Request:
Search the material for the word "para" and report each line where it turns up.

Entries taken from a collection
===============

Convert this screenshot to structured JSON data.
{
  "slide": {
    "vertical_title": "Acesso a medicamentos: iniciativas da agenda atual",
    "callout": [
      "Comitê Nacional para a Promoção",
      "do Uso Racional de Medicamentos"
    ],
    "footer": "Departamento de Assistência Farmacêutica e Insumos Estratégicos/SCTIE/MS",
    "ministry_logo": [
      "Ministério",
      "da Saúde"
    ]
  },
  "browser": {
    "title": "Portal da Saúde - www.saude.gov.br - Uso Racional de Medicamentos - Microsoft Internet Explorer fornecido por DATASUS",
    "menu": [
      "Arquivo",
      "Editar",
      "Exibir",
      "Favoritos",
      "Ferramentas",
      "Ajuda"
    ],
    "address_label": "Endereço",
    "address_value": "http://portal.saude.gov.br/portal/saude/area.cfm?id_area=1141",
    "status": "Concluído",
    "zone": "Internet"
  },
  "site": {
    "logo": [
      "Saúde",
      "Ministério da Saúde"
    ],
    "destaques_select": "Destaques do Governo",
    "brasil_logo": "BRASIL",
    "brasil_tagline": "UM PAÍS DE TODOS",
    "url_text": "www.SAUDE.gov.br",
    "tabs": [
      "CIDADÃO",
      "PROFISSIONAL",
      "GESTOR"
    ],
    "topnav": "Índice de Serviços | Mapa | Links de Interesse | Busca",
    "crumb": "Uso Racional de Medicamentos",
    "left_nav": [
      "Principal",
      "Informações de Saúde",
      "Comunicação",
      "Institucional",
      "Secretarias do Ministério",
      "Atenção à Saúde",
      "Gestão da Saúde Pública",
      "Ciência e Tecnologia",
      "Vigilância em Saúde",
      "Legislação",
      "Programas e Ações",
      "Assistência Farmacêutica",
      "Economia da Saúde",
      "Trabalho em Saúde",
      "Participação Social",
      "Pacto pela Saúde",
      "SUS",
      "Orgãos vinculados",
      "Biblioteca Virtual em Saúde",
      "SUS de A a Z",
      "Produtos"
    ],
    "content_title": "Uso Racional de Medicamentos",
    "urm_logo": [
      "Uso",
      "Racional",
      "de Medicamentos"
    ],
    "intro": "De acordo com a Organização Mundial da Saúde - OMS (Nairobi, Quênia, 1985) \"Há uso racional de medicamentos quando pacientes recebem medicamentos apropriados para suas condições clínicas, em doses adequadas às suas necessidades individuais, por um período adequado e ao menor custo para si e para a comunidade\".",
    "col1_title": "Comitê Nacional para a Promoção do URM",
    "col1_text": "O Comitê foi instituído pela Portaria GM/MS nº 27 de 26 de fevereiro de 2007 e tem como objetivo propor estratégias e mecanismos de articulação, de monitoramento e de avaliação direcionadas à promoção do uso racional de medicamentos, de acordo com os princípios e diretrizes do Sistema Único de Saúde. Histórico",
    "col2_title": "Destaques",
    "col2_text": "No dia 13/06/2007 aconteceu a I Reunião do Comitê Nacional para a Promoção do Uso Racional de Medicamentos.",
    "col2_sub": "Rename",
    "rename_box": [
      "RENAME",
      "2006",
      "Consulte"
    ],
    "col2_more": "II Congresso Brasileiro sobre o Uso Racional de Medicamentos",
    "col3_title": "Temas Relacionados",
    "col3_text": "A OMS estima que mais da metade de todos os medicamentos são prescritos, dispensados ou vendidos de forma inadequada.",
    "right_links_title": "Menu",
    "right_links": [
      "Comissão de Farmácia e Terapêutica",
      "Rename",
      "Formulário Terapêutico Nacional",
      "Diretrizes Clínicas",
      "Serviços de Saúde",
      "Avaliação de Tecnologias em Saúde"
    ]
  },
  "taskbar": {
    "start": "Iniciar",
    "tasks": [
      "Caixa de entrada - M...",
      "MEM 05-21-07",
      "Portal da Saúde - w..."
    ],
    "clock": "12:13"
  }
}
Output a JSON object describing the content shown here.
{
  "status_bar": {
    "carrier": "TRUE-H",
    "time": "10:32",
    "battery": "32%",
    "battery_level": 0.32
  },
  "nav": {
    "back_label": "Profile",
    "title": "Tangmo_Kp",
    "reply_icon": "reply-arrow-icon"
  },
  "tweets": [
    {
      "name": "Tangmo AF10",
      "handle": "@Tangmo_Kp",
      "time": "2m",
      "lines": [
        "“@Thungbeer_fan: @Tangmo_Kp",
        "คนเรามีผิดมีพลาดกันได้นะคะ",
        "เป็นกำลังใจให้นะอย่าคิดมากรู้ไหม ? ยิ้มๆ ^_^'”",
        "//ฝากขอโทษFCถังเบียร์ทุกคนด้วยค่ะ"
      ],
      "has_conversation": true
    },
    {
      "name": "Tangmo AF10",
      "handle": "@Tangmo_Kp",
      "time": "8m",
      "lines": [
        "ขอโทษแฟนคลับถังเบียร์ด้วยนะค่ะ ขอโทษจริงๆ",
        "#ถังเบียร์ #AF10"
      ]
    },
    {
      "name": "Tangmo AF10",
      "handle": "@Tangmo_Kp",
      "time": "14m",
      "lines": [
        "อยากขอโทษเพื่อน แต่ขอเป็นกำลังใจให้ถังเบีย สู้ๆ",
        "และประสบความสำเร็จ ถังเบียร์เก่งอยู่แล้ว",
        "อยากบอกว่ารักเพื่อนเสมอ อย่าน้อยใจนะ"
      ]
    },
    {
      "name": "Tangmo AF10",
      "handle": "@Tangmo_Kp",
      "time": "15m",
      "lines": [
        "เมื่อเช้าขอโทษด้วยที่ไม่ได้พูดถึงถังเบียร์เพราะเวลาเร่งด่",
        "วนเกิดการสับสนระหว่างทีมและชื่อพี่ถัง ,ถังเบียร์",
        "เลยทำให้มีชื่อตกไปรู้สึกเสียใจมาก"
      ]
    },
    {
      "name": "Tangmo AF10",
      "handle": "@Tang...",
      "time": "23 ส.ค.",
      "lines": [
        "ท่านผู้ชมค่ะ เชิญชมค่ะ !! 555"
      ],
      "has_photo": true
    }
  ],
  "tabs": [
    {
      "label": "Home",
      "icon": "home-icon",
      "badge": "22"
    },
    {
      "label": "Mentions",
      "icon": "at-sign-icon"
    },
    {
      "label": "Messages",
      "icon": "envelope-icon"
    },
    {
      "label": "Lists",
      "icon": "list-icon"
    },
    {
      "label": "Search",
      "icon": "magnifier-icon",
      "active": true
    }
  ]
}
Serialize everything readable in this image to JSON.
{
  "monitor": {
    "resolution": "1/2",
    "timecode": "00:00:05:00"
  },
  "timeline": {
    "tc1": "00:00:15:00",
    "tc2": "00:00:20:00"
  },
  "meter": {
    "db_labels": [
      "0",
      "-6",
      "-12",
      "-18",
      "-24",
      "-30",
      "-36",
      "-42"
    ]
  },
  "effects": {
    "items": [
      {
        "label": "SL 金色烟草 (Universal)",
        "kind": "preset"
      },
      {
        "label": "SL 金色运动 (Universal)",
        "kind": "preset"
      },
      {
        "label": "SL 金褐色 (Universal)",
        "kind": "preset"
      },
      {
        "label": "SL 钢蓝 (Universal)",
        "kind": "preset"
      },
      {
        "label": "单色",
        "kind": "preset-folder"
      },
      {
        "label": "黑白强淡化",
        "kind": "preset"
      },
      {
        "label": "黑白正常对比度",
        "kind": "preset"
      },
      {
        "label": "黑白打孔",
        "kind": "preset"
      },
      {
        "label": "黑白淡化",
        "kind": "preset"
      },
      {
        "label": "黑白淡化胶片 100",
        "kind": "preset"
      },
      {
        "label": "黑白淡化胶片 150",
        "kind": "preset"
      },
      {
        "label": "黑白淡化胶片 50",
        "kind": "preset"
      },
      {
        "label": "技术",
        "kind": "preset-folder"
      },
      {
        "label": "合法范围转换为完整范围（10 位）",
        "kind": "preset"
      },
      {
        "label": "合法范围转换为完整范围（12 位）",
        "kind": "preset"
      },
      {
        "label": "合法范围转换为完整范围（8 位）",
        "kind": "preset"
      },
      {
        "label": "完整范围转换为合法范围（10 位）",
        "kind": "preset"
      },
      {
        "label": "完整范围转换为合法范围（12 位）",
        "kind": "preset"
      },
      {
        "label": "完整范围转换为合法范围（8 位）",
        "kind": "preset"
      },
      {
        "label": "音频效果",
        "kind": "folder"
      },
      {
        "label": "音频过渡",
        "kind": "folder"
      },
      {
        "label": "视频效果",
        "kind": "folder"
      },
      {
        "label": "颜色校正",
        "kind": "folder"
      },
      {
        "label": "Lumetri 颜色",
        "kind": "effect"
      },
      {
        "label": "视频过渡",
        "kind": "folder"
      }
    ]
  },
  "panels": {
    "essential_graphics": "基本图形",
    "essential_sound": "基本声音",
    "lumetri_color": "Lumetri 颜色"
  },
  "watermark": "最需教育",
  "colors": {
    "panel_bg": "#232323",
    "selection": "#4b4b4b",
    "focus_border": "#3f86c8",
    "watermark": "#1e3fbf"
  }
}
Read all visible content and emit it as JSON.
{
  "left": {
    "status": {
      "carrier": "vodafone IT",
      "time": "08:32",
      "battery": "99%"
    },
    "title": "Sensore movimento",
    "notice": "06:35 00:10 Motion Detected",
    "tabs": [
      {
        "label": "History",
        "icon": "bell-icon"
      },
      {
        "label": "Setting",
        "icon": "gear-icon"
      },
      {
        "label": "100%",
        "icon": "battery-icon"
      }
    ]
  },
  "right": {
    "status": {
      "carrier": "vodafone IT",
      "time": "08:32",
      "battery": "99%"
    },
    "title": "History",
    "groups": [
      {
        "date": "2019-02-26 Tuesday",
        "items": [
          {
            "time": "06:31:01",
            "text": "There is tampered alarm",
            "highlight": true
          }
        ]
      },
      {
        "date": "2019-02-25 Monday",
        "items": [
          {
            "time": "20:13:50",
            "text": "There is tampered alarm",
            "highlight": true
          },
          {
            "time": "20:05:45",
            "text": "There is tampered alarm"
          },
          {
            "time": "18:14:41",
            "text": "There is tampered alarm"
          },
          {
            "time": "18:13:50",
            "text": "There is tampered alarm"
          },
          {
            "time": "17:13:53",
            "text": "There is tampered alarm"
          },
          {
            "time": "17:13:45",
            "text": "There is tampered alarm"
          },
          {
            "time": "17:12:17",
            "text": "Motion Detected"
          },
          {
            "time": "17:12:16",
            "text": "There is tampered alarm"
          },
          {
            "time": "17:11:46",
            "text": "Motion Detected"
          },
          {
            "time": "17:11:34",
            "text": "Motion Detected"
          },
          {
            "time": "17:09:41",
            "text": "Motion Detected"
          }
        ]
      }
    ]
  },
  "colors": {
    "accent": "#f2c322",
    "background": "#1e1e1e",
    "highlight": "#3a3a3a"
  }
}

===============

The reply:
      "Comitê Nacional para a Promoção",
    "intro": "De acordo com a Organização Mundial da Saúde - OMS (Nairobi, Quênia, 1985) \"Há uso racional de medicamentos quando pacientes recebem medicamentos apropriados para suas condições clínicas, em doses adequadas às suas necessidades individuais, por um período adequado e ao menor custo para si e para a comunidade\".",
    "col1_title": "Comitê Nacional para a Promoção do URM",
    "col2_text": "No dia 13/06/2007 aconteceu a I Reunião do Comitê Nacional para a Promoção do Uso Racional de Medicamentos.",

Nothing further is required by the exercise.